[Task prompt]:
Pull out every line with the word "this" from the entries below.

····················

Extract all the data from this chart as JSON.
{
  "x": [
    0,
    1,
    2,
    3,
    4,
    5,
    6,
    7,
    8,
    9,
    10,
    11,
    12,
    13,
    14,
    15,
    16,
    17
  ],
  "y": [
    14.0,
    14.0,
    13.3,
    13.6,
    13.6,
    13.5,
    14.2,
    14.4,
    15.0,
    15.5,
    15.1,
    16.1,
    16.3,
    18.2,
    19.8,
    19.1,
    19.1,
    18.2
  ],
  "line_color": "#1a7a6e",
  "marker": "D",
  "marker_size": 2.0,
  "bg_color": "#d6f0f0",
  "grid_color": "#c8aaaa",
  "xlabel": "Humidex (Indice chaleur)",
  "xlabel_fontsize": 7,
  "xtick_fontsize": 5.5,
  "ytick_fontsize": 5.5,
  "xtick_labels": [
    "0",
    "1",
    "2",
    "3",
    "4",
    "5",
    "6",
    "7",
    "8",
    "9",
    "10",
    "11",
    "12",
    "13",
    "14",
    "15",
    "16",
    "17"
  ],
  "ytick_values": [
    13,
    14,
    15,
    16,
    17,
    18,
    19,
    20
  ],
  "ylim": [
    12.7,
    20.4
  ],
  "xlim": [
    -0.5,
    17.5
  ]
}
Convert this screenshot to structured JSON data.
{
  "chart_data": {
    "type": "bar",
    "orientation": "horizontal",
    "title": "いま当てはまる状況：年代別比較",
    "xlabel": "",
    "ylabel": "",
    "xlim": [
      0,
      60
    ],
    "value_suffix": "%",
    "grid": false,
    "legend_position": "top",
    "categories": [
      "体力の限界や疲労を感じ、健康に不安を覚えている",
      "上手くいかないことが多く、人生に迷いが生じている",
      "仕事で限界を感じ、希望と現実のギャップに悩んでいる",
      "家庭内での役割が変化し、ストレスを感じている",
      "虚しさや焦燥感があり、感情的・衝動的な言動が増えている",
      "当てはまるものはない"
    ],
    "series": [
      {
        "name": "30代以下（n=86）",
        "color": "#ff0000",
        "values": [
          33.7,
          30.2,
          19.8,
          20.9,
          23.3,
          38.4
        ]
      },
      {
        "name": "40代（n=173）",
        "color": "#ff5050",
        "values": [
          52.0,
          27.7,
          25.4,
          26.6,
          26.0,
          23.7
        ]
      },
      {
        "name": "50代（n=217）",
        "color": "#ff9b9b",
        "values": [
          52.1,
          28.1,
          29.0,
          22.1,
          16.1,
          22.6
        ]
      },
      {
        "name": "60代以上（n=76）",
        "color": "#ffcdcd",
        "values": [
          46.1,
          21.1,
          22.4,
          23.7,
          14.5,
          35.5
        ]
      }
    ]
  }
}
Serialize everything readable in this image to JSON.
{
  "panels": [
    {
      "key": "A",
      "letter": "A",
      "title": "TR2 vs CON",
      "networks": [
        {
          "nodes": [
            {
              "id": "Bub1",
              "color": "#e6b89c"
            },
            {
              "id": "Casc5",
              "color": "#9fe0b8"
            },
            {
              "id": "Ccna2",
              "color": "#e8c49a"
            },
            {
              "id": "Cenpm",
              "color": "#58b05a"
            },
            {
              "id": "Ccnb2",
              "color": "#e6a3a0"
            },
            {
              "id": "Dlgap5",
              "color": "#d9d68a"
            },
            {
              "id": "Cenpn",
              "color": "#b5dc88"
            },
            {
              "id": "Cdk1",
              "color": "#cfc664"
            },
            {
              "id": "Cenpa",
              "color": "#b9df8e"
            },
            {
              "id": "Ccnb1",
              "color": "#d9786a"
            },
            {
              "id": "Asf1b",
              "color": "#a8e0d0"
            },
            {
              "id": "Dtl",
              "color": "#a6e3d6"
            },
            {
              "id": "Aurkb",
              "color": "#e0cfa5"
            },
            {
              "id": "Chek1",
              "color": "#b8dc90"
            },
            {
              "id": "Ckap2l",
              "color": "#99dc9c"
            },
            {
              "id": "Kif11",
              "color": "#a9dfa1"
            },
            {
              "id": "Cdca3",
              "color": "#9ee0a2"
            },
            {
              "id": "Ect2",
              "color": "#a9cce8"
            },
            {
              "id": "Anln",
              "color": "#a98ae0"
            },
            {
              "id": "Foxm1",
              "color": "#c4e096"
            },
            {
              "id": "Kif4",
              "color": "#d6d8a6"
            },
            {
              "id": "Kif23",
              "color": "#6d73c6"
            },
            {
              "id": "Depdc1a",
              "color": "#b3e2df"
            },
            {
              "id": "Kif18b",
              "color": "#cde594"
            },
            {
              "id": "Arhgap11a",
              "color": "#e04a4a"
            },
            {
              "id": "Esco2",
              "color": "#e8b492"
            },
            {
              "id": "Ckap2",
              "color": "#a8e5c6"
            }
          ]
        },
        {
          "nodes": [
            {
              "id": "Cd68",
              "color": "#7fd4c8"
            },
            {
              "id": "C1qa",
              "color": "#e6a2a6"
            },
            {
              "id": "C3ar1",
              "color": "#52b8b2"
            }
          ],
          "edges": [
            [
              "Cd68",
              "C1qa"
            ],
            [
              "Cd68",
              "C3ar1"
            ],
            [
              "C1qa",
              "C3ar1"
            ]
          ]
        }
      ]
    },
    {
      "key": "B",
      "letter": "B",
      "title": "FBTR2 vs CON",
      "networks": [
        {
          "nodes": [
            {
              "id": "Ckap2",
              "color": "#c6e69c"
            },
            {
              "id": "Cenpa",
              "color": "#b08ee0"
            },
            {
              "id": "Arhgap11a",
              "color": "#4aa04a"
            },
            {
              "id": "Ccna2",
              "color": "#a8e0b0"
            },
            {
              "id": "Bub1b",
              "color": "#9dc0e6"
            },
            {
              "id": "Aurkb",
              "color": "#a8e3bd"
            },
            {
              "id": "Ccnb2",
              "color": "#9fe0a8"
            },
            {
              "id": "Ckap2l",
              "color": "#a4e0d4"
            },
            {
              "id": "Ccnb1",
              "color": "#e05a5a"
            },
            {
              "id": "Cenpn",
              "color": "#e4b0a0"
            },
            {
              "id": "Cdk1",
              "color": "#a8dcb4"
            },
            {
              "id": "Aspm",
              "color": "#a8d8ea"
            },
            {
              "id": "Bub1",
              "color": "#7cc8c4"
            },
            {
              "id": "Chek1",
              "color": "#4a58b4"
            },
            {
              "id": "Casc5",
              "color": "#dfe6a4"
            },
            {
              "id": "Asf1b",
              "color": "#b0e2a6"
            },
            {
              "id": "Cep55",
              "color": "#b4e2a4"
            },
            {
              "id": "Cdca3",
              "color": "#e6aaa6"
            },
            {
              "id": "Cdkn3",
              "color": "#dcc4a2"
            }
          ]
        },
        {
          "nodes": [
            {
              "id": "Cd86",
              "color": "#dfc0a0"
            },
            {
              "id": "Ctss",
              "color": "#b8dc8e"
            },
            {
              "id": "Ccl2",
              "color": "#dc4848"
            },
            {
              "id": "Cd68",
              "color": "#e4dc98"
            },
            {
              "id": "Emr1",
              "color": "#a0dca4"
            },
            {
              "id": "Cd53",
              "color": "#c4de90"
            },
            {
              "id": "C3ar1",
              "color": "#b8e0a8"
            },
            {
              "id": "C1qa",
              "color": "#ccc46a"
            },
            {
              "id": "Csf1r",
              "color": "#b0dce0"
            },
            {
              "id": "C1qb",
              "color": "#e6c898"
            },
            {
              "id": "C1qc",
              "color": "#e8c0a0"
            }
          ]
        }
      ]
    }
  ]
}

····················

[Written solution]:
Extract all the data from this chart as JSON.
Convert this screenshot to structured JSON data.
Serialize everything readable in this image to JSON.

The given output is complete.